Extracted material -
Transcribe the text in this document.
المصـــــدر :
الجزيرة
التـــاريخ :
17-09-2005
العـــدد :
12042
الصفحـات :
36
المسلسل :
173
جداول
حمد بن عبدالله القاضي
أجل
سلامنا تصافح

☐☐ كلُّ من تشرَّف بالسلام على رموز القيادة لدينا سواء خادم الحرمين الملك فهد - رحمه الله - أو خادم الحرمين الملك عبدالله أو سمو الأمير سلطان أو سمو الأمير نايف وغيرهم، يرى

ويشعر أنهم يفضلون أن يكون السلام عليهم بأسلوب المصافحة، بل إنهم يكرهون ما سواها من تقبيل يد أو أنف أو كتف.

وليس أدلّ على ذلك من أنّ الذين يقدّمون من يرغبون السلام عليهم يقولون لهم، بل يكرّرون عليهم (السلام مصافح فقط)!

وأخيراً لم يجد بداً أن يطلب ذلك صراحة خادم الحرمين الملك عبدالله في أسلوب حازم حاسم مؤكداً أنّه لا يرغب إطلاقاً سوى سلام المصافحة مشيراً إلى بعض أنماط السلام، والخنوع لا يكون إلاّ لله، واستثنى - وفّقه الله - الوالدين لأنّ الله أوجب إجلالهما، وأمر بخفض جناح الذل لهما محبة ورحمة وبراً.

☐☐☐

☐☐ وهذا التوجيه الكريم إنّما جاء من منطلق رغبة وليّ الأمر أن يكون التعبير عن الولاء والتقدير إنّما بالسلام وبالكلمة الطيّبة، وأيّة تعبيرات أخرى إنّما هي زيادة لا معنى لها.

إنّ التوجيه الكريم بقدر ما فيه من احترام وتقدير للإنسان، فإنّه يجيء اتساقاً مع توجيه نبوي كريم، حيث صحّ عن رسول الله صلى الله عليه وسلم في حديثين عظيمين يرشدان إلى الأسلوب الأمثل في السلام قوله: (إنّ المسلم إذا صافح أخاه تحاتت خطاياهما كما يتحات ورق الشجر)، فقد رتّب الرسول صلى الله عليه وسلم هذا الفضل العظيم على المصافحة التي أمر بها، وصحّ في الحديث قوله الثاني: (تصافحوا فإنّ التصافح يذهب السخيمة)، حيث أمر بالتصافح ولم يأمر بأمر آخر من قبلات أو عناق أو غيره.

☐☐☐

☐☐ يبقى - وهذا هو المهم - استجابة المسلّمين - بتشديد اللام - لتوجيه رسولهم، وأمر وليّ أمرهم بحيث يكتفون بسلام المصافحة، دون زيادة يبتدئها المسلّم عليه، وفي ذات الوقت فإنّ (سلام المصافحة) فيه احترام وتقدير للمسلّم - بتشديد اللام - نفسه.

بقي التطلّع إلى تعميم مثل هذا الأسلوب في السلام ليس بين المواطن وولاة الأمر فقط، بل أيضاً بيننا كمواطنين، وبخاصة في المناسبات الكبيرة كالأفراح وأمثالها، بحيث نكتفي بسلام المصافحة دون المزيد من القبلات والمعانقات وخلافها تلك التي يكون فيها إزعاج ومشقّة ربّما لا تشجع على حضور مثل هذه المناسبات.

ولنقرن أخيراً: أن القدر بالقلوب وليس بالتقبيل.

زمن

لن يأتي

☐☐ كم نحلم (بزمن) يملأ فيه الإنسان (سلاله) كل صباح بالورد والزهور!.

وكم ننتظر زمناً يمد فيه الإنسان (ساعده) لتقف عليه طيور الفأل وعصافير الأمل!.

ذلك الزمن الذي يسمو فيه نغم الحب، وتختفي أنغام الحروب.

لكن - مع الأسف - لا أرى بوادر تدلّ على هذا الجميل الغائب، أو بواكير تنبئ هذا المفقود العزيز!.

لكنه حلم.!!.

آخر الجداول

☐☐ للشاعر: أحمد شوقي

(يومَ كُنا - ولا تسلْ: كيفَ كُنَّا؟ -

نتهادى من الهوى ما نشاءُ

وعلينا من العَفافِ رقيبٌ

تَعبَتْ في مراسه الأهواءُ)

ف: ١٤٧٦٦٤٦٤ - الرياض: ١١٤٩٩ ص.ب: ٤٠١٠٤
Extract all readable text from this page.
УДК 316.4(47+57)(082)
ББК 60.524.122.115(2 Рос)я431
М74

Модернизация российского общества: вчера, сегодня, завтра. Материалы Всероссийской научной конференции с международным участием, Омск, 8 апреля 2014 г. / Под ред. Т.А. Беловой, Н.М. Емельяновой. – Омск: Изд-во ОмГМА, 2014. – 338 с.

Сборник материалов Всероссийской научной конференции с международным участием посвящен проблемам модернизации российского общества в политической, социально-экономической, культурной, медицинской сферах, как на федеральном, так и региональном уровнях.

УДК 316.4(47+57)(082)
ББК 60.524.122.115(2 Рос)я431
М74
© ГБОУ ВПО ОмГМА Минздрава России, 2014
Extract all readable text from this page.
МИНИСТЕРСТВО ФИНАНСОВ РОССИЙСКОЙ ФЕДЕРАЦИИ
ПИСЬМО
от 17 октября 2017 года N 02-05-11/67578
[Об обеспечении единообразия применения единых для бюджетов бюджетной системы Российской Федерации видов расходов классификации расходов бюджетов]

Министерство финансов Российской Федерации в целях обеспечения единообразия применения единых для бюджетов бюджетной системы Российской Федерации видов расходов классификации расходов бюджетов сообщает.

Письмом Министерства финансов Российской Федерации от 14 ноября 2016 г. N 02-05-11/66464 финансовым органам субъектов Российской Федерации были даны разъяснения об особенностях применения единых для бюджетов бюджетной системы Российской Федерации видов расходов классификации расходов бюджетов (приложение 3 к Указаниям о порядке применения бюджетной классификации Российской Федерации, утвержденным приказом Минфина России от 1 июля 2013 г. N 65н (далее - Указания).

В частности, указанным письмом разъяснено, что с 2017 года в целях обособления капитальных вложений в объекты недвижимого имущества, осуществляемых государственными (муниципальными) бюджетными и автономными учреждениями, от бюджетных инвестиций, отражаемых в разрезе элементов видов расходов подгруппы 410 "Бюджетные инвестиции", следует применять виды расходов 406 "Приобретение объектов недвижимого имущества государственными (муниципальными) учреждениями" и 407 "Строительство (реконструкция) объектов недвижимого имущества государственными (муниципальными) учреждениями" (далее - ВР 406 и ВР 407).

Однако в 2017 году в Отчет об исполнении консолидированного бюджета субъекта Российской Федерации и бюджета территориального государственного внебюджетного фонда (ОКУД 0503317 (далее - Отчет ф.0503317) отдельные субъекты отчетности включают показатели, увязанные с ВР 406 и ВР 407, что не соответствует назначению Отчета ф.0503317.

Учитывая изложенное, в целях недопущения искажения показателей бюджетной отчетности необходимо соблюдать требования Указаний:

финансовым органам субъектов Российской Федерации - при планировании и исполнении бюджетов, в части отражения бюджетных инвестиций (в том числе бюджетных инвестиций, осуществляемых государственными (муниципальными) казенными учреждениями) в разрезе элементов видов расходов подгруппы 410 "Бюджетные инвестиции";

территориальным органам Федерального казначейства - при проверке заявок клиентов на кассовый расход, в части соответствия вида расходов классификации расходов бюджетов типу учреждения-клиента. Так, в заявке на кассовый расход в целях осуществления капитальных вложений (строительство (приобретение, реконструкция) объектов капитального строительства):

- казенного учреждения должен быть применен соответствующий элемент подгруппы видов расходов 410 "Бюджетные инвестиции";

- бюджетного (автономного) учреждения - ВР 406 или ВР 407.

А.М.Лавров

Objective -
Reproduce each line from the records that contains the word "ОмГМА".

Result below -
Модернизация российского общества: вчера, сегодня, завтра. Материалы Всероссийской научной конференции с международным участием, Омск, 8 апреля 2014 г. / Под ред. Т.А. Беловой, Н.М. Емельяновой. – Омск: Изд-во ОмГМА, 2014. – 338 с.
© ГБОУ ВПО ОмГМА Минздрава России, 2014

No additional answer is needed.